▶ Data entries
■ ■ ■ ■
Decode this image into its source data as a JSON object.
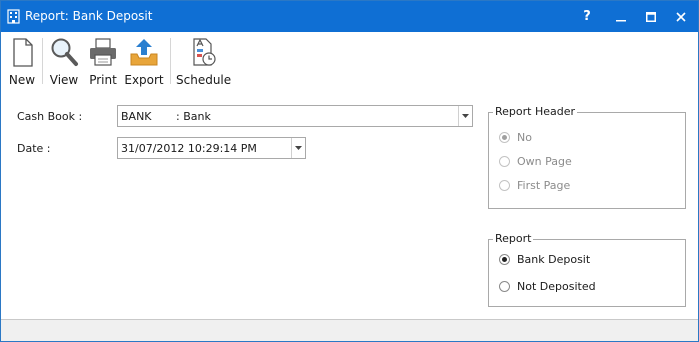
{
  "window": {
    "title": "Report: Bank Deposit",
    "controls": {
      "help": "?",
      "minimize": "–",
      "maximize": "☐",
      "close": "✕"
    }
  },
  "toolbar": {
    "new_label": "New",
    "view_label": "View",
    "print_label": "Print",
    "export_label": "Export",
    "schedule_label": "Schedule"
  },
  "form": {
    "cash_book_label": "Cash Book :",
    "cash_book_value": "BANK       : Bank",
    "date_label": "Date :",
    "date_value": "31/07/2012 10:29:14 PM"
  },
  "report_header": {
    "legend": "Report Header",
    "options": [
      {
        "label": "No",
        "selected": true,
        "enabled": false
      },
      {
        "label": "Own Page",
        "selected": false,
        "enabled": false
      },
      {
        "label": "First Page",
        "selected": false,
        "enabled": false
      }
    ]
  },
  "report": {
    "legend": "Report",
    "options": [
      {
        "label": "Bank Deposit",
        "selected": true,
        "enabled": true
      },
      {
        "label": "Not Deposited",
        "selected": false,
        "enabled": true
      }
    ]
  },
  "colors": {
    "titlebar": "#0f6fd4",
    "accent_icon": "#2a7fd0",
    "export_tray": "#e8a53a"
  }
}
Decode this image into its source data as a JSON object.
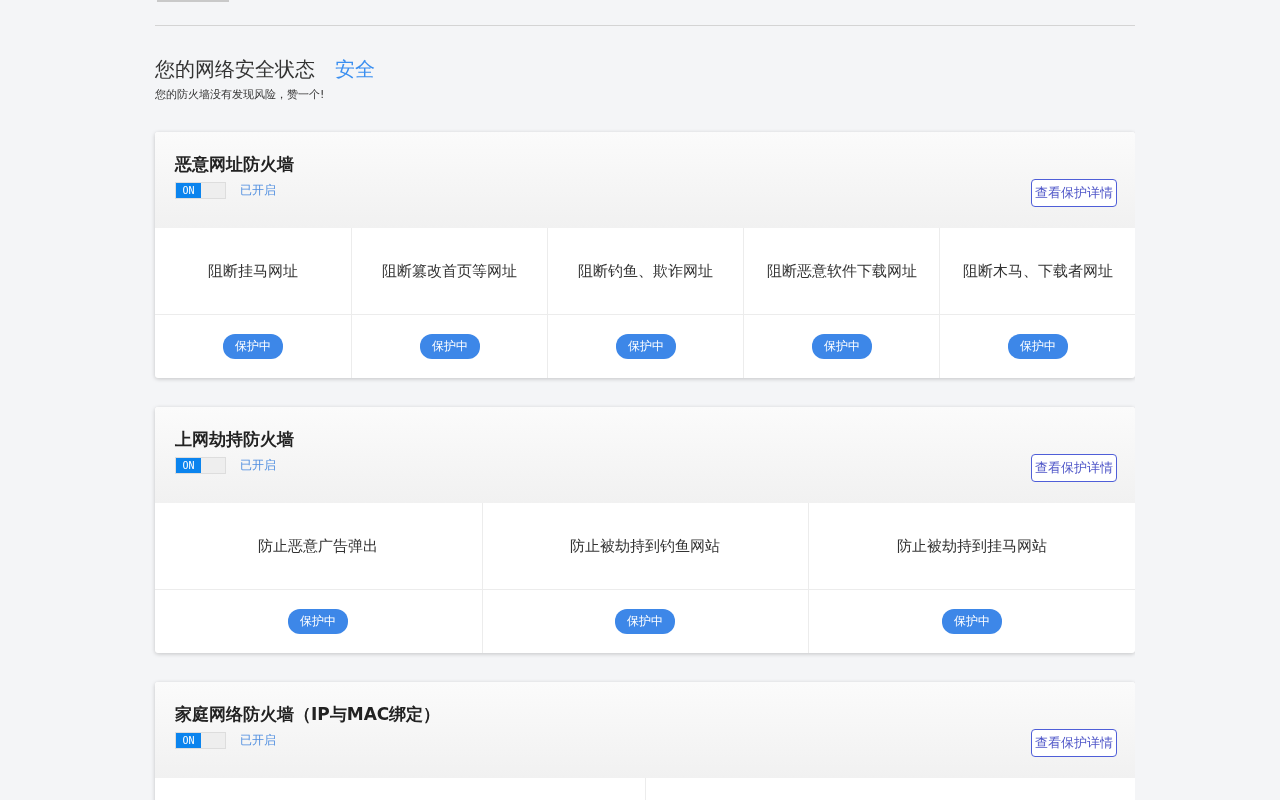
{
  "status": {
    "title": "您的网络安全状态",
    "level_text": "安全",
    "subtitle": "您的防火墙没有发现风险，赞一个!"
  },
  "cards": [
    {
      "title": "恶意网址防火墙",
      "toggle": {
        "on": true,
        "label": "ON"
      },
      "state_text": "已开启",
      "details_button": "查看保护详情",
      "items": [
        {
          "kind": "feature",
          "label": "阻断挂马网址",
          "badge": "保护中"
        },
        {
          "kind": "feature",
          "label": "阻断篡改首页等网址",
          "badge": "保护中"
        },
        {
          "kind": "feature",
          "label": "阻断钓鱼、欺诈网址",
          "badge": "保护中"
        },
        {
          "kind": "feature",
          "label": "阻断恶意软件下载网址",
          "badge": "保护中"
        },
        {
          "kind": "feature",
          "label": "阻断木马、下载者网址",
          "badge": "保护中"
        }
      ]
    },
    {
      "title": "上网劫持防火墙",
      "toggle": {
        "on": true,
        "label": "ON"
      },
      "state_text": "已开启",
      "details_button": "查看保护详情",
      "items": [
        {
          "kind": "feature",
          "label": "防止恶意广告弹出",
          "badge": "保护中"
        },
        {
          "kind": "feature",
          "label": "防止被劫持到钓鱼网站",
          "badge": "保护中"
        },
        {
          "kind": "feature",
          "label": "防止被劫持到挂马网站",
          "badge": "保护中"
        }
      ]
    },
    {
      "title": "家庭网络防火墙（IP与MAC绑定）",
      "toggle": {
        "on": true,
        "label": "ON"
      },
      "state_text": "已开启",
      "details_button": "查看保护详情",
      "items": [
        {
          "kind": "blank"
        },
        {
          "kind": "blank"
        }
      ]
    }
  ]
}
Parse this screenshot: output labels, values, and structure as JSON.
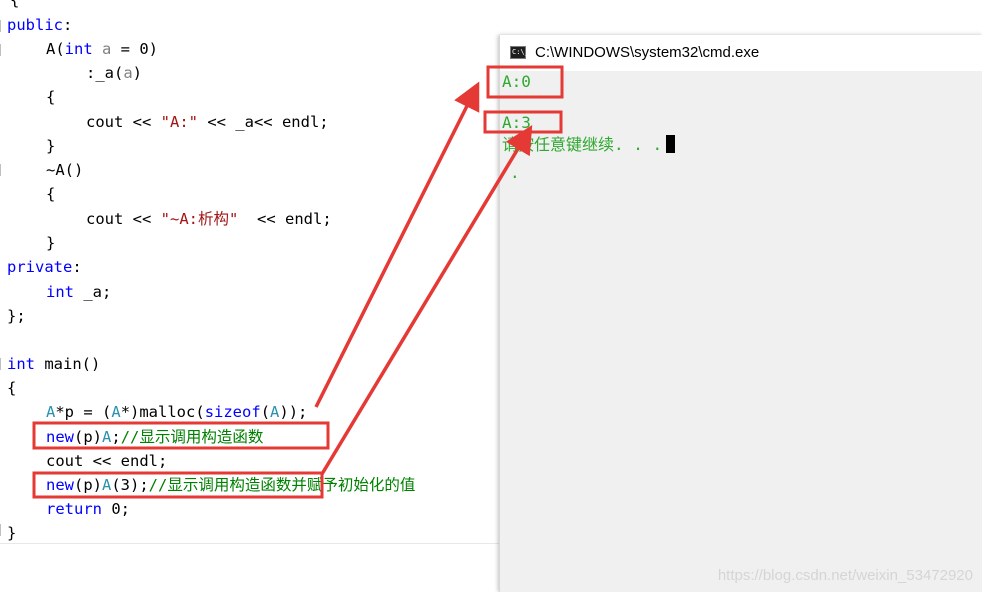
■ ■ ■ ■
With the pictures omitted, reproduce the records in full and exactly.

▶ Problem solution
Decode this image into its source data as a JSON object.
{
  "window": {
    "title": "Report: Bank Deposit",
    "controls": {
      "help": "?",
      "minimize": "–",
      "maximize": "☐",
      "close": "✕"
    }
  },
  "toolbar": {
    "new_label": "New",
    "view_label": "View",
    "print_label": "Print",
    "export_label": "Export",
    "schedule_label": "Schedule"
  },
  "form": {
    "cash_book_label": "Cash Book :",
    "cash_book_value": "BANK       : Bank",
    "date_label": "Date :",
    "date_value": "31/07/2012 10:29:14 PM"
  },
  "report_header": {
    "legend": "Report Header",
    "options": [
      {
        "label": "No",
        "selected": true,
        "enabled": false
      },
      {
        "label": "Own Page",
        "selected": false,
        "enabled": false
      },
      {
        "label": "First Page",
        "selected": false,
        "enabled": false
      }
    ]
  },
  "report": {
    "legend": "Report",
    "options": [
      {
        "label": "Bank Deposit",
        "selected": true,
        "enabled": true
      },
      {
        "label": "Not Deposited",
        "selected": false,
        "enabled": true
      }
    ]
  },
  "colors": {
    "titlebar": "#0f6fd4",
    "accent_icon": "#2a7fd0",
    "export_tray": "#e8a53a"
  }
}
Decode this image into its source data as a JSON object.
{
  "status": {
    "title": "您的网络安全状态",
    "level_text": "安全",
    "subtitle": "您的防火墙没有发现风险，赞一个!"
  },
  "cards": [
    {
      "title": "恶意网址防火墙",
      "toggle": {
        "on": true,
        "label": "ON"
      },
      "state_text": "已开启",
      "details_button": "查看保护详情",
      "items": [
        {
          "kind": "feature",
          "label": "阻断挂马网址",
          "badge": "保护中"
        },
        {
          "kind": "feature",
          "label": "阻断篡改首页等网址",
          "badge": "保护中"
        },
        {
          "kind": "feature",
          "label": "阻断钓鱼、欺诈网址",
          "badge": "保护中"
        },
        {
          "kind": "feature",
          "label": "阻断恶意软件下载网址",
          "badge": "保护中"
        },
        {
          "kind": "feature",
          "label": "阻断木马、下载者网址",
          "badge": "保护中"
        }
      ]
    },
    {
      "title": "上网劫持防火墙",
      "toggle": {
        "on": true,
        "label": "ON"
      },
      "state_text": "已开启",
      "details_button": "查看保护详情",
      "items": [
        {
          "kind": "feature",
          "label": "防止恶意广告弹出",
          "badge": "保护中"
        },
        {
          "kind": "feature",
          "label": "防止被劫持到钓鱼网站",
          "badge": "保护中"
        },
        {
          "kind": "feature",
          "label": "防止被劫持到挂马网站",
          "badge": "保护中"
        }
      ]
    },
    {
      "title": "家庭网络防火墙（IP与MAC绑定）",
      "toggle": {
        "on": true,
        "label": "ON"
      },
      "state_text": "已开启",
      "details_button": "查看保护详情",
      "items": [
        {
          "kind": "blank"
        },
        {
          "kind": "blank"
        }
      ]
    }
  ]
}
Parse this screenshot: output labels, values, and structure as JSON.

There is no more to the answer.